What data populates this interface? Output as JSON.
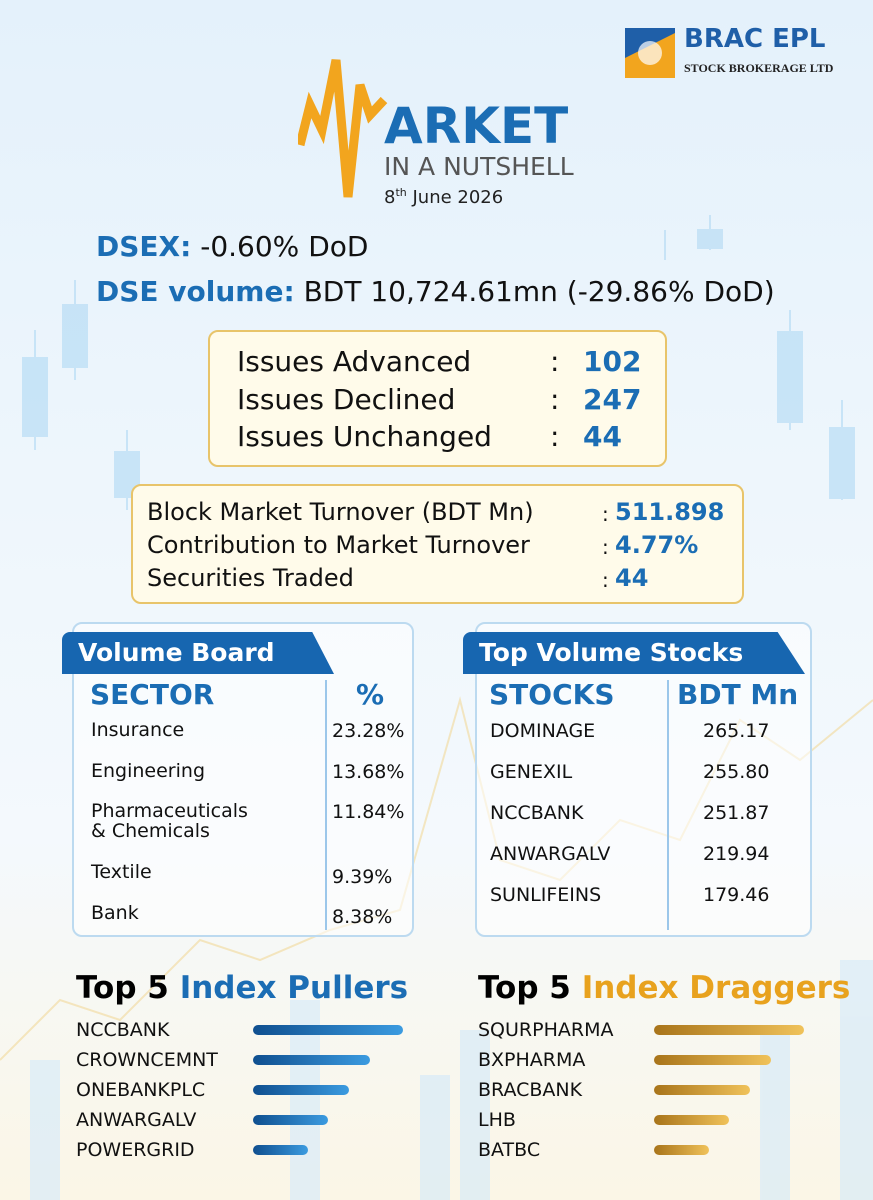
{
  "logo": {
    "name": "BRAC EPL",
    "tagline": "STOCK BROKERAGE LTD"
  },
  "header": {
    "title": "ARKET",
    "subtitle": "IN A NUTSHELL",
    "date_day": "8",
    "date_suffix": "th",
    "date_rest": "June 2026"
  },
  "summary": {
    "dsex_label": "DSEX:",
    "dsex_value": "-0.60% DoD",
    "volume_label": "DSE volume:",
    "volume_value": "BDT 10,724.61mn (-29.86% DoD)"
  },
  "separator": ":",
  "issues": [
    {
      "label": "Issues Advanced",
      "value": "102"
    },
    {
      "label": "Issues Declined",
      "value": "247"
    },
    {
      "label": "Issues Unchanged",
      "value": "44"
    }
  ],
  "block": [
    {
      "label": "Block Market Turnover (BDT Mn)",
      "value": "511.898"
    },
    {
      "label": "Contribution to Market Turnover",
      "value": "4.77%"
    },
    {
      "label": "Securities Traded",
      "value": "44"
    }
  ],
  "volume_board": {
    "title": "Volume Board",
    "columns": [
      "SECTOR",
      "%"
    ],
    "rows": [
      [
        "Insurance",
        "23.28%"
      ],
      [
        "Engineering",
        "13.68%"
      ],
      [
        "Pharmaceuticals & Chemicals",
        "11.84%"
      ],
      [
        "Textile",
        "9.39%"
      ],
      [
        "Bank",
        "8.38%"
      ]
    ]
  },
  "top_volume": {
    "title": "Top Volume Stocks",
    "columns": [
      "STOCKS",
      "BDT Mn"
    ],
    "rows": [
      [
        "DOMINAGE",
        "265.17"
      ],
      [
        "GENEXIL",
        "255.80"
      ],
      [
        "NCCBANK",
        "251.87"
      ],
      [
        "ANWARGALV",
        "219.94"
      ],
      [
        "SUNLIFEINS",
        "179.46"
      ]
    ]
  },
  "pullers": {
    "title_prefix": "Top 5",
    "title_highlight": "Index Pullers",
    "items": [
      "NCCBANK",
      "CROWNCEMNT",
      "ONEBANKPLC",
      "ANWARGALV",
      "POWERGRID"
    ]
  },
  "draggers": {
    "title_prefix": "Top 5",
    "title_highlight": "Index Draggers",
    "items": [
      "SQURPHARMA",
      "BXPHARMA",
      "BRACBANK",
      "LHB",
      "BATBC"
    ]
  }
}
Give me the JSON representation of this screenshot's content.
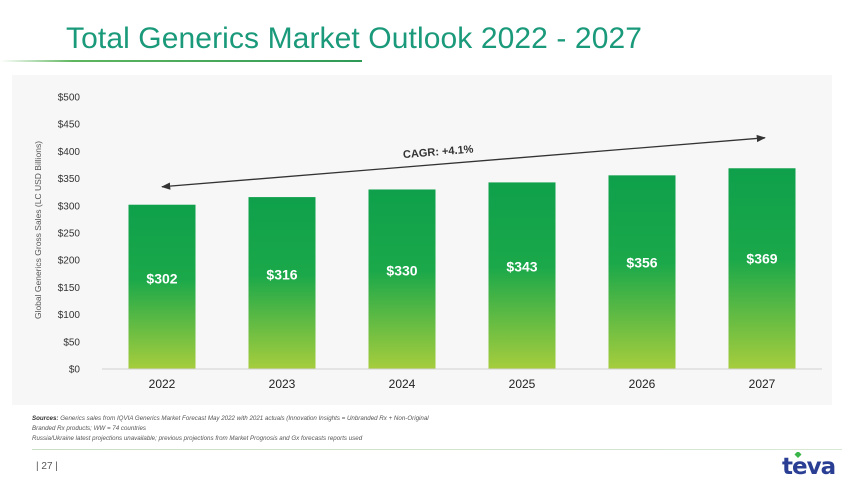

☆ ☆ ☆

WHAT THE EXERCISE ASKS :: Print out every entry above without changing a word, and leave out the pictures.

WRITTEN REPLY ::
What data populates this interface? Output as JSON.
{
  "logo": {
    "name": "BRAC EPL",
    "tagline": "STOCK BROKERAGE LTD"
  },
  "header": {
    "title": "ARKET",
    "subtitle": "IN A NUTSHELL",
    "date_day": "8",
    "date_suffix": "th",
    "date_rest": "June 2026"
  },
  "summary": {
    "dsex_label": "DSEX:",
    "dsex_value": "-0.60% DoD",
    "volume_label": "DSE volume:",
    "volume_value": "BDT 10,724.61mn (-29.86% DoD)"
  },
  "separator": ":",
  "issues": [
    {
      "label": "Issues Advanced",
      "value": "102"
    },
    {
      "label": "Issues Declined",
      "value": "247"
    },
    {
      "label": "Issues Unchanged",
      "value": "44"
    }
  ],
  "block": [
    {
      "label": "Block Market Turnover (BDT Mn)",
      "value": "511.898"
    },
    {
      "label": "Contribution to Market Turnover",
      "value": "4.77%"
    },
    {
      "label": "Securities Traded",
      "value": "44"
    }
  ],
  "volume_board": {
    "title": "Volume Board",
    "columns": [
      "SECTOR",
      "%"
    ],
    "rows": [
      [
        "Insurance",
        "23.28%"
      ],
      [
        "Engineering",
        "13.68%"
      ],
      [
        "Pharmaceuticals & Chemicals",
        "11.84%"
      ],
      [
        "Textile",
        "9.39%"
      ],
      [
        "Bank",
        "8.38%"
      ]
    ]
  },
  "top_volume": {
    "title": "Top Volume Stocks",
    "columns": [
      "STOCKS",
      "BDT Mn"
    ],
    "rows": [
      [
        "DOMINAGE",
        "265.17"
      ],
      [
        "GENEXIL",
        "255.80"
      ],
      [
        "NCCBANK",
        "251.87"
      ],
      [
        "ANWARGALV",
        "219.94"
      ],
      [
        "SUNLIFEINS",
        "179.46"
      ]
    ]
  },
  "pullers": {
    "title_prefix": "Top 5",
    "title_highlight": "Index Pullers",
    "items": [
      "NCCBANK",
      "CROWNCEMNT",
      "ONEBANKPLC",
      "ANWARGALV",
      "POWERGRID"
    ]
  },
  "draggers": {
    "title_prefix": "Top 5",
    "title_highlight": "Index Draggers",
    "items": [
      "SQURPHARMA",
      "BXPHARMA",
      "BRACBANK",
      "LHB",
      "BATBC"
    ]
  }
}
Give me the JSON representation of this screenshot's content.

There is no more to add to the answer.